Write out these lines again with every "wire-ferrule" swapped for "crimp-ferrule" and nothing else changed. Leave the picture out of your answer.

§ §

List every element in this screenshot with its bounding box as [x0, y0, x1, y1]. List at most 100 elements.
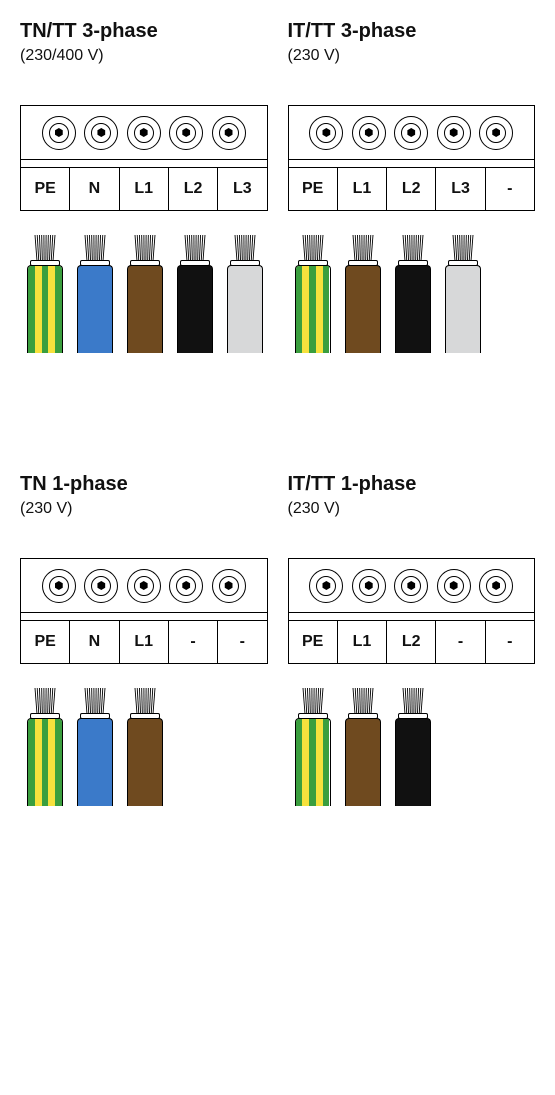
terminal-screw — [309, 569, 343, 603]
wire-ferrule — [348, 260, 378, 266]
wire-ferrule — [180, 260, 210, 266]
terminal-screw — [437, 569, 471, 603]
wire-ferrule — [348, 713, 378, 719]
screw-row — [21, 559, 267, 613]
terminal-screw — [127, 569, 161, 603]
terminal-label: L2 — [169, 168, 218, 210]
label-row: PENL1L2L3 — [21, 168, 267, 210]
terminal-label: - — [436, 621, 485, 663]
wire-strands — [399, 233, 427, 261]
terminal-screw — [394, 569, 428, 603]
wire — [294, 233, 332, 353]
terminal-screw — [212, 116, 246, 150]
wire-ferrule — [298, 260, 328, 266]
terminal-label: N — [70, 168, 119, 210]
terminal-label: - — [486, 168, 534, 210]
terminal-screw — [352, 116, 386, 150]
terminal-block: PEL1L2L3- — [288, 105, 536, 211]
wire — [176, 233, 214, 353]
wire — [344, 686, 382, 806]
screw-row — [21, 106, 267, 160]
panel-title: IT/TT 3-phase — [288, 20, 536, 43]
wire-sleeve — [295, 718, 331, 806]
terminal-screw — [169, 116, 203, 150]
panel-title: IT/TT 1-phase — [288, 473, 536, 496]
wire-strands — [31, 233, 59, 261]
wire-strands — [181, 233, 209, 261]
wire-ferrule — [398, 713, 428, 719]
wire-sleeve — [345, 718, 381, 806]
wire-sleeve — [77, 718, 113, 806]
wire-ferrule — [230, 260, 260, 266]
terminal-screw — [394, 116, 428, 150]
wire-sleeve — [295, 265, 331, 353]
terminal-screw — [309, 116, 343, 150]
wire-sleeve — [395, 265, 431, 353]
wire-ferrule — [30, 260, 60, 266]
wires-row — [288, 233, 536, 353]
wire-strands — [349, 233, 377, 261]
terminal-label: PE — [21, 621, 70, 663]
terminal-label: PE — [289, 168, 338, 210]
terminal-label: L3 — [436, 168, 485, 210]
wire — [394, 686, 432, 806]
terminal-label: - — [486, 621, 534, 663]
terminal-screw — [127, 116, 161, 150]
wire-strands — [81, 686, 109, 714]
wire-strands — [131, 233, 159, 261]
panel-subtitle: (230/400 V) — [20, 47, 268, 65]
wire-ferrule — [130, 260, 160, 266]
wire — [126, 233, 164, 353]
wire-strands — [31, 686, 59, 714]
diagram-grid: TN/TT 3-phase(230/400 V)PENL1L2L3IT/TT 3… — [20, 20, 535, 806]
wires-row — [20, 686, 268, 806]
wire-ferrule — [448, 260, 478, 266]
terminal-screw — [84, 569, 118, 603]
wire — [444, 233, 482, 353]
wire — [76, 233, 114, 353]
spacer-row — [289, 613, 535, 621]
wire — [226, 233, 264, 353]
terminal-label: PE — [289, 621, 338, 663]
terminal-label: L1 — [120, 168, 169, 210]
wire-sleeve — [127, 265, 163, 353]
terminal-label: PE — [21, 168, 70, 210]
wire-strands — [81, 233, 109, 261]
panel-subtitle: (230 V) — [288, 500, 536, 518]
wire-strands — [231, 233, 259, 261]
terminal-block: PENL1L2L3 — [20, 105, 268, 211]
terminal-screw — [479, 116, 513, 150]
wire-strands — [349, 686, 377, 714]
wire-ferrule — [298, 713, 328, 719]
screw-row — [289, 106, 535, 160]
spacer-row — [21, 613, 267, 621]
wire-strands — [399, 686, 427, 714]
wire-strands — [131, 686, 159, 714]
terminal-label: N — [70, 621, 119, 663]
wiring-panel: IT/TT 1-phase(230 V)PEL1L2-- — [288, 473, 536, 806]
terminal-label: L2 — [387, 168, 436, 210]
wire-sleeve — [27, 265, 63, 353]
wire-strands — [299, 233, 327, 261]
terminal-label: L1 — [120, 621, 169, 663]
terminal-block: PEL1L2-- — [288, 558, 536, 664]
wire-strands — [449, 233, 477, 261]
terminal-screw — [42, 569, 76, 603]
wire-ferrule — [30, 713, 60, 719]
spacer-row — [289, 160, 535, 168]
terminal-screw — [169, 569, 203, 603]
terminal-label: L2 — [387, 621, 436, 663]
terminal-screw — [479, 569, 513, 603]
terminal-screw — [437, 116, 471, 150]
wire-ferrule — [80, 713, 110, 719]
terminal-screw — [84, 116, 118, 150]
wire-sleeve — [77, 265, 113, 353]
terminal-label: L1 — [338, 621, 387, 663]
wire-sleeve — [127, 718, 163, 806]
wire-strands — [299, 686, 327, 714]
terminal-label: L3 — [218, 168, 266, 210]
wiring-panel: TN 1-phase(230 V)PENL1-- — [20, 473, 268, 806]
wire-ferrule — [398, 260, 428, 266]
wire-sleeve — [345, 265, 381, 353]
wire — [26, 233, 64, 353]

§ §

- _WRITTEN ANSWER_:
List every element in this screenshot with its bounding box as [x0, y0, x1, y1]. List at most 100 elements.
terminal-screw — [309, 569, 343, 603]
crimp-ferrule — [348, 260, 378, 266]
crimp-ferrule — [180, 260, 210, 266]
terminal-screw — [437, 569, 471, 603]
crimp-ferrule — [348, 713, 378, 719]
screw-row — [21, 559, 267, 613]
terminal-screw — [127, 569, 161, 603]
terminal-label: L2 — [169, 168, 218, 210]
label-row: PENL1L2L3 — [21, 168, 267, 210]
terminal-label: - — [436, 621, 485, 663]
wire-strands — [399, 233, 427, 261]
terminal-screw — [394, 569, 428, 603]
wire — [294, 233, 332, 353]
terminal-screw — [212, 116, 246, 150]
crimp-ferrule — [298, 260, 328, 266]
terminal-label: N — [70, 168, 119, 210]
terminal-label: - — [486, 168, 534, 210]
terminal-screw — [352, 116, 386, 150]
terminal-block: PEL1L2L3- — [288, 105, 536, 211]
wire — [176, 233, 214, 353]
wire — [344, 686, 382, 806]
screw-row — [21, 106, 267, 160]
panel-title: IT/TT 3-phase — [288, 20, 536, 43]
wire-sleeve — [295, 718, 331, 806]
terminal-screw — [169, 116, 203, 150]
panel-title: IT/TT 1-phase — [288, 473, 536, 496]
wire-strands — [31, 233, 59, 261]
wire-strands — [181, 233, 209, 261]
crimp-ferrule — [398, 713, 428, 719]
wire-sleeve — [345, 718, 381, 806]
wire-sleeve — [77, 718, 113, 806]
crimp-ferrule — [230, 260, 260, 266]
terminal-screw — [394, 116, 428, 150]
wire-sleeve — [295, 265, 331, 353]
terminal-screw — [309, 116, 343, 150]
wire-sleeve — [395, 265, 431, 353]
crimp-ferrule — [30, 260, 60, 266]
wires-row — [288, 233, 536, 353]
wire-strands — [349, 233, 377, 261]
terminal-label: PE — [21, 621, 70, 663]
terminal-label: PE — [289, 168, 338, 210]
terminal-label: L3 — [436, 168, 485, 210]
wire — [394, 686, 432, 806]
terminal-label: - — [486, 621, 534, 663]
terminal-screw — [127, 116, 161, 150]
wire-strands — [81, 686, 109, 714]
wire-strands — [131, 233, 159, 261]
panel-subtitle: (230/400 V) — [20, 47, 268, 65]
crimp-ferrule — [130, 260, 160, 266]
wire — [126, 233, 164, 353]
wire-strands — [31, 686, 59, 714]
diagram-grid: TN/TT 3-phase(230/400 V)PENL1L2L3IT/TT 3… — [20, 20, 535, 806]
wires-row — [20, 686, 268, 806]
crimp-ferrule — [448, 260, 478, 266]
terminal-screw — [84, 569, 118, 603]
wire — [444, 233, 482, 353]
wire — [76, 233, 114, 353]
spacer-row — [289, 613, 535, 621]
wire — [226, 233, 264, 353]
terminal-label: PE — [289, 621, 338, 663]
terminal-label: L1 — [120, 168, 169, 210]
wire-sleeve — [127, 265, 163, 353]
terminal-label: PE — [21, 168, 70, 210]
wire-strands — [81, 233, 109, 261]
panel-subtitle: (230 V) — [288, 500, 536, 518]
wire-strands — [231, 233, 259, 261]
terminal-block: PENL1L2L3 — [20, 105, 268, 211]
terminal-screw — [479, 116, 513, 150]
wire-strands — [349, 686, 377, 714]
crimp-ferrule — [298, 713, 328, 719]
screw-row — [289, 106, 535, 160]
spacer-row — [21, 613, 267, 621]
wire-strands — [399, 686, 427, 714]
wire-strands — [131, 686, 159, 714]
terminal-label: N — [70, 621, 119, 663]
wiring-panel: IT/TT 1-phase(230 V)PEL1L2-- — [288, 473, 536, 806]
terminal-label: L2 — [387, 168, 436, 210]
wire-sleeve — [27, 265, 63, 353]
wire-strands — [299, 233, 327, 261]
terminal-label: L1 — [120, 621, 169, 663]
terminal-block: PEL1L2-- — [288, 558, 536, 664]
wire-strands — [449, 233, 477, 261]
terminal-screw — [42, 569, 76, 603]
crimp-ferrule — [30, 713, 60, 719]
spacer-row — [289, 160, 535, 168]
terminal-screw — [169, 569, 203, 603]
terminal-label: L2 — [387, 621, 436, 663]
terminal-screw — [479, 569, 513, 603]
terminal-screw — [437, 116, 471, 150]
crimp-ferrule — [80, 713, 110, 719]
terminal-screw — [84, 116, 118, 150]
wire-sleeve — [77, 265, 113, 353]
terminal-label: L1 — [338, 621, 387, 663]
wire-sleeve — [127, 718, 163, 806]
wire-strands — [299, 686, 327, 714]
terminal-label: L3 — [218, 168, 266, 210]
wiring-panel: TN 1-phase(230 V)PENL1-- — [20, 473, 268, 806]
crimp-ferrule — [398, 260, 428, 266]
wire-sleeve — [345, 265, 381, 353]
wire — [26, 233, 64, 353]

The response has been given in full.